Return all lines that include the string "JSON".

===== AVAILABLE DATA =====

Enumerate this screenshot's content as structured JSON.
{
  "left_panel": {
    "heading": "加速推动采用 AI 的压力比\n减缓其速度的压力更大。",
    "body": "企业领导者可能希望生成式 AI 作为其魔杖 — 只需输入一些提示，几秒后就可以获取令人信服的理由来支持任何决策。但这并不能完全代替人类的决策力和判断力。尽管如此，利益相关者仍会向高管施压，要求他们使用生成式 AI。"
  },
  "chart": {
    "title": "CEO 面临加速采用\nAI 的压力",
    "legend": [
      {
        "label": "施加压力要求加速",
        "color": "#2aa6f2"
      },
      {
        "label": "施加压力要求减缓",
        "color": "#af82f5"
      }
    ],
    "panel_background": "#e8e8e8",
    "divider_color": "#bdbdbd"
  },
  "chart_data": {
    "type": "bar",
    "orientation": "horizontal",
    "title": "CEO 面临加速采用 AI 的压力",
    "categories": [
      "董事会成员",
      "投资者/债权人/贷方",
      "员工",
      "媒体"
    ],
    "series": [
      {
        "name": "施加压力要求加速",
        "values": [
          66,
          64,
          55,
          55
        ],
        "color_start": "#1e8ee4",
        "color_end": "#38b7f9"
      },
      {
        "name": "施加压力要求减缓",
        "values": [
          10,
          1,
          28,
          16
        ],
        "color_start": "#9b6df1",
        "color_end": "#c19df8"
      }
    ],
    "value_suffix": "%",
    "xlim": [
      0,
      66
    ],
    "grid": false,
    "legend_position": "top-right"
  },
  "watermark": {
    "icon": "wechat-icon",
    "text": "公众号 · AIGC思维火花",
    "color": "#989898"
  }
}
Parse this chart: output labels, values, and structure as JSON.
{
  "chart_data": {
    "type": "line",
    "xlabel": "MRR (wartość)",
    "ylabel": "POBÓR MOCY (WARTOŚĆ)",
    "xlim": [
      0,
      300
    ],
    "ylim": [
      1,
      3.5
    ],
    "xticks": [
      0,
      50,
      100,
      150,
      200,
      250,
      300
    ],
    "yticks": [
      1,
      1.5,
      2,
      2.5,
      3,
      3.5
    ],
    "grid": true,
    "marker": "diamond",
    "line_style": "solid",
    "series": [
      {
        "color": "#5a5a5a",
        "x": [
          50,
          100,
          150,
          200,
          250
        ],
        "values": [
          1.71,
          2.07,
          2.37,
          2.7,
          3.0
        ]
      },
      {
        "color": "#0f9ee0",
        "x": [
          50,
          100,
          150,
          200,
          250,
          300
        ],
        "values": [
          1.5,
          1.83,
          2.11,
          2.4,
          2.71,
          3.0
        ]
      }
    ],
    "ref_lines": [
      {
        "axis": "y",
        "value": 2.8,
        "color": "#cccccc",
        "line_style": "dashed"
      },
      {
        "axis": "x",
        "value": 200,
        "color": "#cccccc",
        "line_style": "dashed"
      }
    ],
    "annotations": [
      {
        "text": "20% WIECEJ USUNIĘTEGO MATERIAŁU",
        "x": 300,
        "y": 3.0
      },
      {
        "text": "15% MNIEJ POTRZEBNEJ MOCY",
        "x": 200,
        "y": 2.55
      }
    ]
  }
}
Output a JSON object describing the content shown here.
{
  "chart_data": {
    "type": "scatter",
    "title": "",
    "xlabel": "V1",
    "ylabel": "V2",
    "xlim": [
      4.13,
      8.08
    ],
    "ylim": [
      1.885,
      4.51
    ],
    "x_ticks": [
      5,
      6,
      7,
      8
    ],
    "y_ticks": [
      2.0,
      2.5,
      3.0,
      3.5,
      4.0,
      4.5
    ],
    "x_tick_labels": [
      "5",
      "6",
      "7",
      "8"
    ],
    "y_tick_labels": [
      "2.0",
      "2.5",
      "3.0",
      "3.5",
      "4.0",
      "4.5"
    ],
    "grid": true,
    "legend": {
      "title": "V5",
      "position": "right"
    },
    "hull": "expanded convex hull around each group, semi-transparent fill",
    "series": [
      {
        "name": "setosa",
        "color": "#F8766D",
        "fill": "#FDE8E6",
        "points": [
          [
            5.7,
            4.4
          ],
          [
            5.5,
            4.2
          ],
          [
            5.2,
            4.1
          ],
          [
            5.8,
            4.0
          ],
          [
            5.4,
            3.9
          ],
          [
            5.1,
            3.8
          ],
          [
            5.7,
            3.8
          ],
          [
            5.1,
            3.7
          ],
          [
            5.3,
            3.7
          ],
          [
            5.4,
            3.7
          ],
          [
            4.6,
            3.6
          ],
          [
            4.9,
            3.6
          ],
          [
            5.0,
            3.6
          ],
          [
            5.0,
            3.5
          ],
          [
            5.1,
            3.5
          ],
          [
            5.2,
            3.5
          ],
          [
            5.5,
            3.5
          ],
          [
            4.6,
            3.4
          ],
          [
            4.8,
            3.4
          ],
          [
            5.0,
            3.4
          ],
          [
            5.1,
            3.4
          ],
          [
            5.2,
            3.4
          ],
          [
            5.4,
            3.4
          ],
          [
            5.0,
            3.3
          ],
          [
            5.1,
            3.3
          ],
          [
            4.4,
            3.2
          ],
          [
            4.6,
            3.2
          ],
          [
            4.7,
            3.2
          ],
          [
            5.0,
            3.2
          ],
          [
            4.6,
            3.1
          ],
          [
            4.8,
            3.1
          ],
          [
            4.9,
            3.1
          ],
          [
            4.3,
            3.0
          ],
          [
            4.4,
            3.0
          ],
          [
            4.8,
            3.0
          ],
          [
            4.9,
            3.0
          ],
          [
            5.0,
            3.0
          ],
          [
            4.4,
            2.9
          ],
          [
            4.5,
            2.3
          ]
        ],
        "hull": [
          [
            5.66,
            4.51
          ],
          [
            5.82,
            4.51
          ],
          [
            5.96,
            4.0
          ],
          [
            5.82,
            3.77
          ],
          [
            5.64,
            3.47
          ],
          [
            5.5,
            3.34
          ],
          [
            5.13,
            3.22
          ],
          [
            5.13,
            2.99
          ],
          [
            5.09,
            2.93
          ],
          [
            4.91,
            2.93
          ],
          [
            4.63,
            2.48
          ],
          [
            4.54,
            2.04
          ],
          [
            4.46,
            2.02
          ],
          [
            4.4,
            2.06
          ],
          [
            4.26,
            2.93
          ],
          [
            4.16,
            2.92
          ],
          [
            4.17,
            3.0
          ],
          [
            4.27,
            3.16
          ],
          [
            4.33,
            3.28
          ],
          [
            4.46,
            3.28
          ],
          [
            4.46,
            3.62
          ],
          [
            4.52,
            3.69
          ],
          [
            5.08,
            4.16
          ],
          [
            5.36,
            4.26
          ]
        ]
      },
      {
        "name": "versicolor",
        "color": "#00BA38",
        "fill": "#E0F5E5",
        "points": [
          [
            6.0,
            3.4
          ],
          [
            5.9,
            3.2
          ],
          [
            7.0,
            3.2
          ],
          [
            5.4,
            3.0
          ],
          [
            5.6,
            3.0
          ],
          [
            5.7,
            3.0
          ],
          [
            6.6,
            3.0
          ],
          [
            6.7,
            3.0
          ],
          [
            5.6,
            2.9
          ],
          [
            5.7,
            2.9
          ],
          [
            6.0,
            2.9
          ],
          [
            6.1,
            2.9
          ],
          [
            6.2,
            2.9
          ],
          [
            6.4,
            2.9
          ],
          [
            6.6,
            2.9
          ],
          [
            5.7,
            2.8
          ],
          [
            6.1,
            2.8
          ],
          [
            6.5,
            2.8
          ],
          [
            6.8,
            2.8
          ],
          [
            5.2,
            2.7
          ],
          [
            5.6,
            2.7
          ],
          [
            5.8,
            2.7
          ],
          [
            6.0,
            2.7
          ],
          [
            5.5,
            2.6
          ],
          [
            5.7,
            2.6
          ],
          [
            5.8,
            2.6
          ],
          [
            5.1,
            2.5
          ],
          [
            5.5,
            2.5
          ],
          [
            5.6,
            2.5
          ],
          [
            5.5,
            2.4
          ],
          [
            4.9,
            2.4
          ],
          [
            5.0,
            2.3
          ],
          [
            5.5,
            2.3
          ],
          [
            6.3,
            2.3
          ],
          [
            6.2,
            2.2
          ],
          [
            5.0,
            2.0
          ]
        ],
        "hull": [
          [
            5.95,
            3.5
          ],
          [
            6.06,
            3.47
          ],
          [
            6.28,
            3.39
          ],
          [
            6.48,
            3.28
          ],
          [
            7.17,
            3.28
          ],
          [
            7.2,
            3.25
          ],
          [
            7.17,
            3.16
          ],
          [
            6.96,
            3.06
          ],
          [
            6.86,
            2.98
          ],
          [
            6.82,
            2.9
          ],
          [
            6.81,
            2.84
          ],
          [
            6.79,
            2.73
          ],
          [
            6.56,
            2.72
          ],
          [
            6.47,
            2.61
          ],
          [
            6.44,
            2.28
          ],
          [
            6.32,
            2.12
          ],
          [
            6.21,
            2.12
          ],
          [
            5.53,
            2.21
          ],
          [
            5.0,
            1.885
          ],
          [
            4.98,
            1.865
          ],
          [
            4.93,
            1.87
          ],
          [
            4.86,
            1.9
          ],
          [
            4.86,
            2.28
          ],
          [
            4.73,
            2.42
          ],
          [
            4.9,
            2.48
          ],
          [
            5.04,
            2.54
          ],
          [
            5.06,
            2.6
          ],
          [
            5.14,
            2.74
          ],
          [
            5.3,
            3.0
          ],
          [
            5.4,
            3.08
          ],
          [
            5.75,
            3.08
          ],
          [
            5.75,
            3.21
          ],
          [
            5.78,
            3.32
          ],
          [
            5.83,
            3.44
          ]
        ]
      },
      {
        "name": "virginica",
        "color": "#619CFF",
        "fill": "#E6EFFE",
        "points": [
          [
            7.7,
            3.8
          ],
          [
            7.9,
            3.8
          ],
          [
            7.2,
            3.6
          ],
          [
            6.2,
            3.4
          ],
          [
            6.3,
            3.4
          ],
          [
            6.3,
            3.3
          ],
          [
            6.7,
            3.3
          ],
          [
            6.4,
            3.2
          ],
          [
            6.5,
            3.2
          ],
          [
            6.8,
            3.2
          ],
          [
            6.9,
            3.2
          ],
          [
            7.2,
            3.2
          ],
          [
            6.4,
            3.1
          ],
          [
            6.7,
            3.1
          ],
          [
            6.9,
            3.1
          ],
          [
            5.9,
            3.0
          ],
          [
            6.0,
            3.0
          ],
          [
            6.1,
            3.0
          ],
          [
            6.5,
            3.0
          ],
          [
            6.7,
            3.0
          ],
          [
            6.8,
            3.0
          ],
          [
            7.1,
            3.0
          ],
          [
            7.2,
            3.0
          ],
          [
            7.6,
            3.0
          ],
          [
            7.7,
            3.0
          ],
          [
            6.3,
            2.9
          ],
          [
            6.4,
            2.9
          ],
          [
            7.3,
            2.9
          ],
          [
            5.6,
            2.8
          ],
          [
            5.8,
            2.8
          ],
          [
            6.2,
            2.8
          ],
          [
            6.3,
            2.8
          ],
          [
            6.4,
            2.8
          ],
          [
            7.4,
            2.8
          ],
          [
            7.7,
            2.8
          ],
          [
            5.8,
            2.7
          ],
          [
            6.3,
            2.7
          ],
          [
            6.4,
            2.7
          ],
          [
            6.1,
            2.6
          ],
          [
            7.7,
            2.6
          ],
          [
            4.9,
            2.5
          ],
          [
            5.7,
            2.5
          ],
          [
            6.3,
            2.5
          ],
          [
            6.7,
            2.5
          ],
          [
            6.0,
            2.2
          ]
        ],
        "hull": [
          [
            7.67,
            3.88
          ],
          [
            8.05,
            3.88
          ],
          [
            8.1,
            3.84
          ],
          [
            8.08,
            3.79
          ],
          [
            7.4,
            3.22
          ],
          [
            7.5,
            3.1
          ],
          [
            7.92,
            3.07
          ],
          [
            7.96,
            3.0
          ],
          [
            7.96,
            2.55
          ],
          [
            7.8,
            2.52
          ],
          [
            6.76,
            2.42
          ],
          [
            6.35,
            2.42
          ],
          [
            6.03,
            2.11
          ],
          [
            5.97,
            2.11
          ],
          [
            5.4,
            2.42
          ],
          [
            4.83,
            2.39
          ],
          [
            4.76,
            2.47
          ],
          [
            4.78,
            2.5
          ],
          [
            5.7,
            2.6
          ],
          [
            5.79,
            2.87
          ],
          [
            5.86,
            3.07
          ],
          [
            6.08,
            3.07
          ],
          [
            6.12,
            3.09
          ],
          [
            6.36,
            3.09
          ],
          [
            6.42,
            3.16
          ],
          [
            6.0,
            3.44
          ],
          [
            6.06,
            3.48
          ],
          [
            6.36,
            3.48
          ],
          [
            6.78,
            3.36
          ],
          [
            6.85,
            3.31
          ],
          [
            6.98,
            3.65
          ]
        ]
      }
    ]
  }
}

=====

→ THE RESULT:
Enumerate this screenshot's content as structured JSON.
Parse this chart: output labels, values, and structure as JSON.
Output a JSON object describing the content shown here.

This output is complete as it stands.